──────── Provided information ────────

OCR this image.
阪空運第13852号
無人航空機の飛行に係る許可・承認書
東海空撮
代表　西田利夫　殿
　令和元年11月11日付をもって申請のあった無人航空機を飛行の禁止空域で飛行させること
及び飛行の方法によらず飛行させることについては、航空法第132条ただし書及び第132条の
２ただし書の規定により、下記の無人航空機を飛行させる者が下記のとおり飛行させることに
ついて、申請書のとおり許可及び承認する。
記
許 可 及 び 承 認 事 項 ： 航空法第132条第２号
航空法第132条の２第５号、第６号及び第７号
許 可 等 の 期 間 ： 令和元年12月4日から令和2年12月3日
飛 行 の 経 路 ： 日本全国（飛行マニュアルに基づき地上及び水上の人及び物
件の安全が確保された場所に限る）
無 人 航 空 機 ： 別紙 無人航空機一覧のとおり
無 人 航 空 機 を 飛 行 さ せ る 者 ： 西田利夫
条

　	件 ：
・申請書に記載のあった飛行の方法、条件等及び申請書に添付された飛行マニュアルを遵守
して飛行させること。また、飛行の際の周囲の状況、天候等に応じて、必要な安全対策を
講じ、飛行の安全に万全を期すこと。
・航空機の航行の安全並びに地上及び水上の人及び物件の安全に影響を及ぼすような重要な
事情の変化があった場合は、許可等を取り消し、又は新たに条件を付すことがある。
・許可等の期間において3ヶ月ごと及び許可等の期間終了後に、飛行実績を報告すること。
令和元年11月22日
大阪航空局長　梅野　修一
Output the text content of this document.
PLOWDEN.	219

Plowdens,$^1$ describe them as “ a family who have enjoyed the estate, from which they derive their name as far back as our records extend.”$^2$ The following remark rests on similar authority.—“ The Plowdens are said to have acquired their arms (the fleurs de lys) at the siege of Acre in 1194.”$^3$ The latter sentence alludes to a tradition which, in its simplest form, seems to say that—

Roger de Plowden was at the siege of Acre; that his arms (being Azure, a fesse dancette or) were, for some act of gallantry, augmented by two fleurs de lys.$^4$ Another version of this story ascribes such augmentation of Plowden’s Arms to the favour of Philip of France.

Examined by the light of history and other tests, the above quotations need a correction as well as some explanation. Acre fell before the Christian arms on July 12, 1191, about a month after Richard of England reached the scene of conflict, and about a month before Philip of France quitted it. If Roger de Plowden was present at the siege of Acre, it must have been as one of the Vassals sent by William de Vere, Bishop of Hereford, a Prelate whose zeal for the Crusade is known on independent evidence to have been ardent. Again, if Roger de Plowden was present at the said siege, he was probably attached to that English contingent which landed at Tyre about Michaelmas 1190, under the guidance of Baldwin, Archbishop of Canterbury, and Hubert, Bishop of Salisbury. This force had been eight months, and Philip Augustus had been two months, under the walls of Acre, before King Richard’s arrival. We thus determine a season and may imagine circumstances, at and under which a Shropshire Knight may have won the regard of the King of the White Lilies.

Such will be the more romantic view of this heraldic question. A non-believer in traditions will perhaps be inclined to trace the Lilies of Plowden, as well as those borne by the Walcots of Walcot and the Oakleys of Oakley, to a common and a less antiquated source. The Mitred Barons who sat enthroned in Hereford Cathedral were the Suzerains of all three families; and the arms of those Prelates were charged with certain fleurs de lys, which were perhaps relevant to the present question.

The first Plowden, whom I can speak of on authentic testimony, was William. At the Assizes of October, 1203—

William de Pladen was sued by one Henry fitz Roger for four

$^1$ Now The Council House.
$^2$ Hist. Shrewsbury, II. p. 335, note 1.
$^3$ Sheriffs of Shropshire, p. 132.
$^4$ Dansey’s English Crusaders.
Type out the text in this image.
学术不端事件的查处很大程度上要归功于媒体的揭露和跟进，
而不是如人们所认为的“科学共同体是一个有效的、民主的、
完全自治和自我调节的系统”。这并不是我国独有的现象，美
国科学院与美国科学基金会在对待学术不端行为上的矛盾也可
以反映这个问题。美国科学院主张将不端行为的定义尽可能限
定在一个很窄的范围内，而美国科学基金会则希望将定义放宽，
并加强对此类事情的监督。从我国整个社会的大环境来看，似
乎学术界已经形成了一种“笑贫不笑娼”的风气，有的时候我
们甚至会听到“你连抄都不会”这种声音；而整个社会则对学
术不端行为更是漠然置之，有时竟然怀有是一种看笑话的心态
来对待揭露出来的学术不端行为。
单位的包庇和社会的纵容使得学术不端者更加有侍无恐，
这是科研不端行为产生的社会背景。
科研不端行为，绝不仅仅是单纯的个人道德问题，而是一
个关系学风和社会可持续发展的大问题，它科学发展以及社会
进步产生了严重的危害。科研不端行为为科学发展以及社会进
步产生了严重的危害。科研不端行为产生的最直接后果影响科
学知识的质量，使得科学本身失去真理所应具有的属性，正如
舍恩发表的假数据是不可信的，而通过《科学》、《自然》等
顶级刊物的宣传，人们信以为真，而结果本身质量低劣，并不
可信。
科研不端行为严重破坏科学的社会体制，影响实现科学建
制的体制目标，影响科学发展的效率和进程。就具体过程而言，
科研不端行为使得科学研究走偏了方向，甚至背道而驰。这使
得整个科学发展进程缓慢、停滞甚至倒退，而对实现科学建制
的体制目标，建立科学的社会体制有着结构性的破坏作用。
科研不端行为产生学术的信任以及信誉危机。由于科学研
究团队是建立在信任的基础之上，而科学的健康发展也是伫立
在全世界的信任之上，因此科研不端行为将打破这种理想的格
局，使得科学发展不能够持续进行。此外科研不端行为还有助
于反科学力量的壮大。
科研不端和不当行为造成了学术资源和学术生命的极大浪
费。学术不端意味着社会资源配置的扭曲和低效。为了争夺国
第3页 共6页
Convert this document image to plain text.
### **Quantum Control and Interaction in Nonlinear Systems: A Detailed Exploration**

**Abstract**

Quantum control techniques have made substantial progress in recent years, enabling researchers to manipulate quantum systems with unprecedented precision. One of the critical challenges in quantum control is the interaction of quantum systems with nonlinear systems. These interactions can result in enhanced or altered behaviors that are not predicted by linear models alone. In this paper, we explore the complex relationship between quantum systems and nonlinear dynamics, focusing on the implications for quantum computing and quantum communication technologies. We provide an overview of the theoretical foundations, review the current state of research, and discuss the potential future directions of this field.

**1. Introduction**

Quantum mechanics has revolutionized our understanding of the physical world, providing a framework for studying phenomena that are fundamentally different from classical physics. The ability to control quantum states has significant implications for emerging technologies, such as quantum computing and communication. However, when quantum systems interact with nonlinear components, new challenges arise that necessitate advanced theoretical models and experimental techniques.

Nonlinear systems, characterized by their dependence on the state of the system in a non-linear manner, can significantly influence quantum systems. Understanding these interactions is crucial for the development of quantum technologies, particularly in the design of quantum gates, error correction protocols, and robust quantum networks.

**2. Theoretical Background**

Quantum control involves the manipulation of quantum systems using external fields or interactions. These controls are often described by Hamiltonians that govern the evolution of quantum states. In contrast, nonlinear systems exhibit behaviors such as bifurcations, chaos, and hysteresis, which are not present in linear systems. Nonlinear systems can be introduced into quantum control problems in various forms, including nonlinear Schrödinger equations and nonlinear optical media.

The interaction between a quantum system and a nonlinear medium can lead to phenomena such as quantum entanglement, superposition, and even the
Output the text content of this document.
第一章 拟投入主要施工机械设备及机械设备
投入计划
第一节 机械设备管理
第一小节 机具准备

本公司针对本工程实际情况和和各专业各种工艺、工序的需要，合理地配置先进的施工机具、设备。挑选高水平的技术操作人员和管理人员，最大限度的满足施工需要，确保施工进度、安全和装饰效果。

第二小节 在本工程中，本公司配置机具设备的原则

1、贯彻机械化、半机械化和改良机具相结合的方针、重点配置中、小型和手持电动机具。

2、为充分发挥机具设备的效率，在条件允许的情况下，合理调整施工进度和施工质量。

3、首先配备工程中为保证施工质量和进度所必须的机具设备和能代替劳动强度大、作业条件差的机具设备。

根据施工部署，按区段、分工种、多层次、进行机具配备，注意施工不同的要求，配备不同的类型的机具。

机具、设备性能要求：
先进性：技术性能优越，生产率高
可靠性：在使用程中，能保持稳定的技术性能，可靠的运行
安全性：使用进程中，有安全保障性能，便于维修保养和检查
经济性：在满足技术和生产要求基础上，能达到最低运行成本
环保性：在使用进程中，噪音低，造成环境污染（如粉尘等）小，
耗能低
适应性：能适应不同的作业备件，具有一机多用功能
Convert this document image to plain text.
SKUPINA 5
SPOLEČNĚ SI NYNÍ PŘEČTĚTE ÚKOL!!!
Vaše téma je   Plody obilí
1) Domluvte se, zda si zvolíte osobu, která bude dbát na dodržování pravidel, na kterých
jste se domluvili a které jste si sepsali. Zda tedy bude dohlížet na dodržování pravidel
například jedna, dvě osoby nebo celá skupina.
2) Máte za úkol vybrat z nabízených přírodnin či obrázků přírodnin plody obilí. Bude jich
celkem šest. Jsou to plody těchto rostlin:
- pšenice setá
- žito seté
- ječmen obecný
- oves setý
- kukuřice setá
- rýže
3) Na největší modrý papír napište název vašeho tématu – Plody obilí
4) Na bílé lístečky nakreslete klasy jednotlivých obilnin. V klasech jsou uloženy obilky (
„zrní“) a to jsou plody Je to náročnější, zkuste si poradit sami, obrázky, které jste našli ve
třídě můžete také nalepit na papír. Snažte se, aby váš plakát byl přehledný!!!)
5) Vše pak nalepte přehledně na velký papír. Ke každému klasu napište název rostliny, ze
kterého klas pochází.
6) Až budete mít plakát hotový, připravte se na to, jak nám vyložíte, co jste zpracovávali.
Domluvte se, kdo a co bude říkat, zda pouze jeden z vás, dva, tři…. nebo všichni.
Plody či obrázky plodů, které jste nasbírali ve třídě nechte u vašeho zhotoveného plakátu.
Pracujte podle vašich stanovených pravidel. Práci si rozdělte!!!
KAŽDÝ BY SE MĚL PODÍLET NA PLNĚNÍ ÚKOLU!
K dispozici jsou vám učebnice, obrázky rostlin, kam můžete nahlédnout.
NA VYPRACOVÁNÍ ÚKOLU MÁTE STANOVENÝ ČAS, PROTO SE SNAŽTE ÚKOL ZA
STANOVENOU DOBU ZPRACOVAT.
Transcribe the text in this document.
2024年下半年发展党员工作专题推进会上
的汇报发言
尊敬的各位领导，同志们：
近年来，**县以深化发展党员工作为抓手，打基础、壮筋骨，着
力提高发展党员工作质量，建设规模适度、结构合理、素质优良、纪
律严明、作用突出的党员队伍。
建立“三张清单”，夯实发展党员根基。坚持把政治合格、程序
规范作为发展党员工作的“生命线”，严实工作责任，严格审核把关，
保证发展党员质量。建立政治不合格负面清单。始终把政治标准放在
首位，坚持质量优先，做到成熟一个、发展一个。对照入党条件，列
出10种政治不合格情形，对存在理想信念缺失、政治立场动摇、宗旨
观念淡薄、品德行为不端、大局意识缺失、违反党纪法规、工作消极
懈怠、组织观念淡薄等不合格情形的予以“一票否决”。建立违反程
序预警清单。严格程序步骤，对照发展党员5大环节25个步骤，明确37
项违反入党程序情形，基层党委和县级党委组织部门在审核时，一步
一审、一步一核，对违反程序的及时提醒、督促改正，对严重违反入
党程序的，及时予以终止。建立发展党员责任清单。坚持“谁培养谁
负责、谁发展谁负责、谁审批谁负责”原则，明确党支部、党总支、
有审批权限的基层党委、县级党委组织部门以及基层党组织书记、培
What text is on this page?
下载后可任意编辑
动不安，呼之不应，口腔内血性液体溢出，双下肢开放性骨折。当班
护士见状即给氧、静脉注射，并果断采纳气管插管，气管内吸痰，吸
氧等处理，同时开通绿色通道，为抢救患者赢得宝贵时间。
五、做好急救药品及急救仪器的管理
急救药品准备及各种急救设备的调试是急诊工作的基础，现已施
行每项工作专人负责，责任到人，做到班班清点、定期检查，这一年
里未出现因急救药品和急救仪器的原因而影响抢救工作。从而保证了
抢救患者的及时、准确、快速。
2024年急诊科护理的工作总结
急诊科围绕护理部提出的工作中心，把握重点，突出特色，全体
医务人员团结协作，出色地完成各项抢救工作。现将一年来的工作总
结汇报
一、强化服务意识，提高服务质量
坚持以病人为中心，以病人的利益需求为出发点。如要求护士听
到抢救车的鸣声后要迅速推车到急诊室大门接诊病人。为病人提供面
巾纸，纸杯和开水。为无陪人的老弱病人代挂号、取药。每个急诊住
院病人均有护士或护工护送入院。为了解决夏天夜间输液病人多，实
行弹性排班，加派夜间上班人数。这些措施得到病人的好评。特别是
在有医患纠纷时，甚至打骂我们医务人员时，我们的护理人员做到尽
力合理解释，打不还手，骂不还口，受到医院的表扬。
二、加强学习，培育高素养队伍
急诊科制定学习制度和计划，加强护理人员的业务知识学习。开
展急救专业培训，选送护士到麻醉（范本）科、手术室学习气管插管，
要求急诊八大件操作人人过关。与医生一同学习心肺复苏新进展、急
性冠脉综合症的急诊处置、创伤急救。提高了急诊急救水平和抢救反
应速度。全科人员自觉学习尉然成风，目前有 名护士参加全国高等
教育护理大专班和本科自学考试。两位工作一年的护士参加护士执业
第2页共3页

────────

-- Task to complete --
Look through the data above. Find each line with the string "název" and copy it.

-- Solution --
3) Na největší modrý papír napište název vašeho tématu – Plody obilí
5) Vše pak nalepte přehledně na velký papír. Ke každému klasu napište název rostliny, ze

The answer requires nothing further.